▸ GIVEN EXERCISE: Please format the text lines of all the items below as a JSON list of strings, one string per line, skipping blank lines and leaving out the pictures.

▸ PROVIDED INFORMATION:
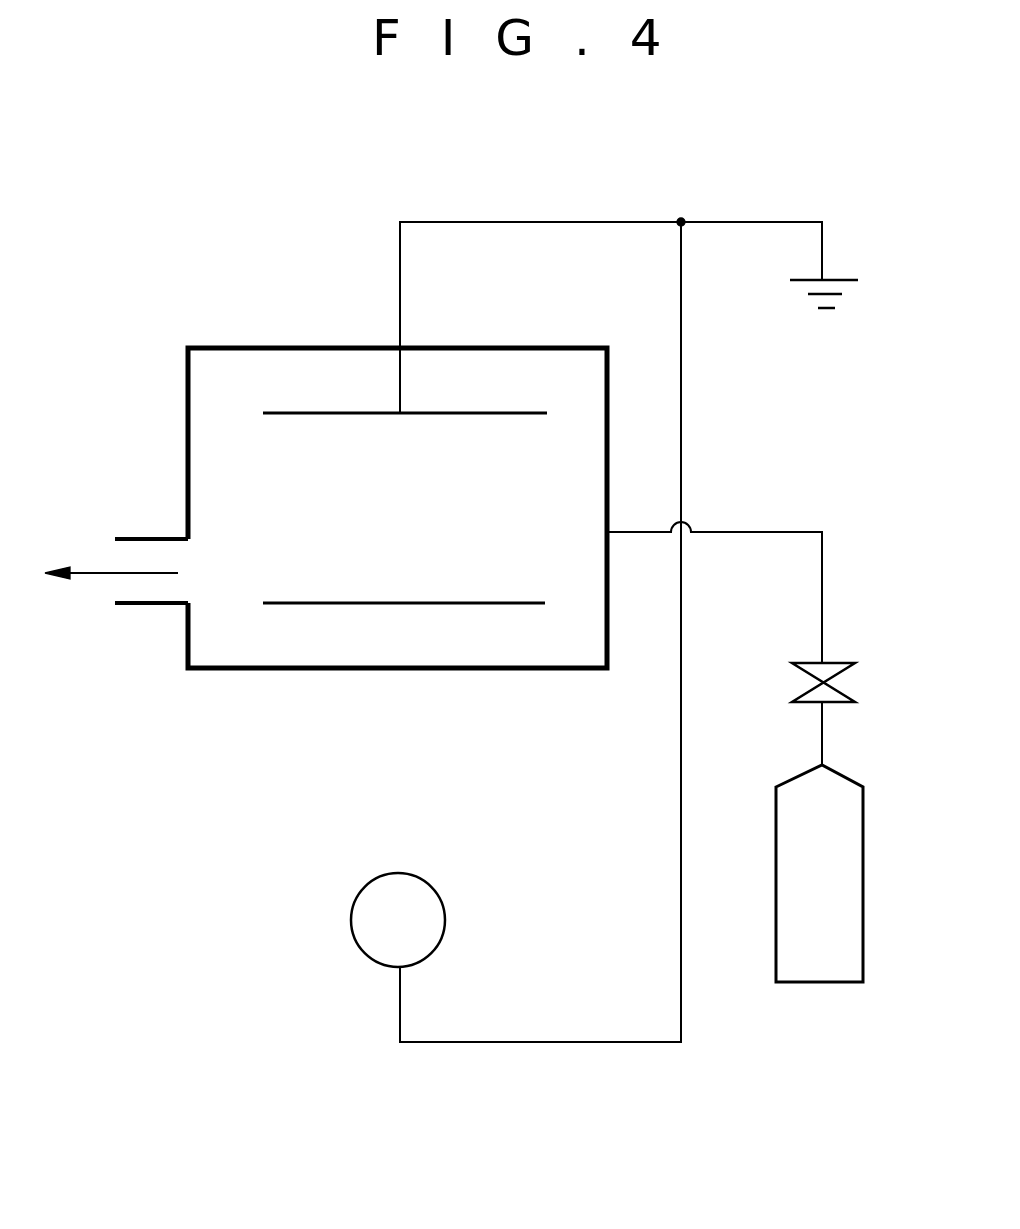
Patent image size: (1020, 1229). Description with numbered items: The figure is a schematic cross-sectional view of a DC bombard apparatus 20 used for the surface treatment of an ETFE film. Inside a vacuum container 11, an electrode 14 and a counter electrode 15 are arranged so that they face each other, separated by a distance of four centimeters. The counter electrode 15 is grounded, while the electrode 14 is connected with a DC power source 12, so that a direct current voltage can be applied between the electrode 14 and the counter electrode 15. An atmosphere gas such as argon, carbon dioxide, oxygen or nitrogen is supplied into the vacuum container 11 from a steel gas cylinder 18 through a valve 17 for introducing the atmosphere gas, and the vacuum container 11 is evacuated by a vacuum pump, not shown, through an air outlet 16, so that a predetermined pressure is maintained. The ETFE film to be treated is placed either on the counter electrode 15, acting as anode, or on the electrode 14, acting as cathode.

The DC bombard apparatus 20 is at (302, 282).
The vacuum container 11 is at (188, 372).
The DC power source 12 is at (446, 920).
The electrode 14 is at (268, 607).
The counter electrode 15 is at (283, 411).
The air outlet 16 is at (126, 538).
The valve 17 is at (845, 692).
The steel gas cylinder 18 is at (819, 873).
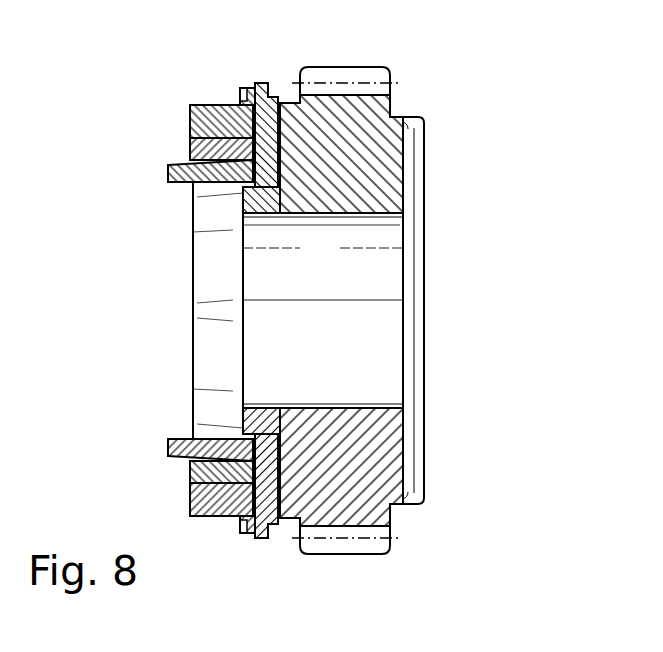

▸ OUTPUT BELOW:
[
  "Patent image size: (1020, 1229). Description with numbered items: The figure is a schematic cross-sectional view of a DC bombard apparatus 20 used for the surface treatment of an ETFE film. Inside a vacuum container 11, an electrode 14 and a counter electrode 15 are arranged so that they face each other, separated by a distance of four centimeters. The counter electrode 15 is grounded, while the electrode 14 is connected with a DC power source 12, so that a direct current voltage can be applied between the electrode 14 and the counter electrode 15. An atmosphere gas such as argon, carbon dioxide, oxygen or nitrogen is supplied into the vacuum container 11 from a steel gas cylinder 18 through a valve 17 for introducing the atmosphere gas, and the vacuum container 11 is evacuated by a vacuum pump, not shown, through an air outlet 16, so that a predetermined pressure is maintained. The ETFE film to be treated is placed either on the counter electrode 15, acting as anode, or on the electrode 14, acting as cathode.",
  "The DC bombard apparatus 20 is at (302, 282).",
  "The vacuum container 11 is at (188, 372).",
  "The DC power source 12 is at (446, 920).",
  "The electrode 14 is at (268, 607).",
  "The counter electrode 15 is at (283, 411).",
  "The air outlet 16 is at (126, 538).",
  "The valve 17 is at (845, 692).",
  "The steel gas cylinder 18 is at (819, 873)."
]